** TASK BRIEF **
Return all of the data exactly as given.

****************

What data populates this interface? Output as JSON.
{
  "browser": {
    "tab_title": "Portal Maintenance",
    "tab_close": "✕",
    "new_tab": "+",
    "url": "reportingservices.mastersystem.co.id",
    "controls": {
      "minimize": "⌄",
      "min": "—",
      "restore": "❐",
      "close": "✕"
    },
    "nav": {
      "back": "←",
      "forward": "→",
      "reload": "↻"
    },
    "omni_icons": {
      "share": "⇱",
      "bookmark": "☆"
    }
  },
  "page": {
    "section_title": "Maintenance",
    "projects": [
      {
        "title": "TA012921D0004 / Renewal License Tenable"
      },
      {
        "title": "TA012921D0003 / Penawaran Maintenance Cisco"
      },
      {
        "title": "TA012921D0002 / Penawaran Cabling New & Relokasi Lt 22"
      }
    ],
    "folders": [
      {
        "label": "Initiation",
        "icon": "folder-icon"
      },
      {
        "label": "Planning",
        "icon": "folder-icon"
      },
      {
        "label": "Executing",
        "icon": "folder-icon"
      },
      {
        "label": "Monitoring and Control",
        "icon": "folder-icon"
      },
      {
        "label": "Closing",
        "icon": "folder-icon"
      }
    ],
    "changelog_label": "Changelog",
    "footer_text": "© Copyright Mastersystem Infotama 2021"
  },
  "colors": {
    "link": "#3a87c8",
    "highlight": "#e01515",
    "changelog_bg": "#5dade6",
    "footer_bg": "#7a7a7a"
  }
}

****************

** WRITTEN SOLUTION **
What data populates this interface? Output as JSON.
{
  "browser": {
    "tab_title": "Portal Maintenance",
    "tab_close": "✕",
    "new_tab": "+",
    "url": "reportingservices.mastersystem.co.id",
    "controls": {
      "minimize": "⌄",
      "min": "—",
      "restore": "❐",
      "close": "✕"
    },
    "nav": {
      "back": "←",
      "forward": "→",
      "reload": "↻"
    },
    "omni_icons": {
      "share": "⇱",
      "bookmark": "☆"
    }
  },
  "page": {
    "section_title": "Maintenance",
    "projects": [
      {
        "title": "TA012921D0004 / Renewal License Tenable"
      },
      {
        "title": "TA012921D0003 / Penawaran Maintenance Cisco"
      },
      {
        "title": "TA012921D0002 / Penawaran Cabling New & Relokasi Lt 22"
      }
    ],
    "folders": [
      {
        "label": "Initiation",
        "icon": "folder-icon"
      },
      {
        "label": "Planning",
        "icon": "folder-icon"
      },
      {
        "label": "Executing",
        "icon": "folder-icon"
      },
      {
        "label": "Monitoring and Control",
        "icon": "folder-icon"
      },
      {
        "label": "Closing",
        "icon": "folder-icon"
      }
    ],
    "changelog_label": "Changelog",
    "footer_text": "© Copyright Mastersystem Infotama 2021"
  },
  "colors": {
    "link": "#3a87c8",
    "highlight": "#e01515",
    "changelog_bg": "#5dade6",
    "footer_bg": "#7a7a7a"
  }
}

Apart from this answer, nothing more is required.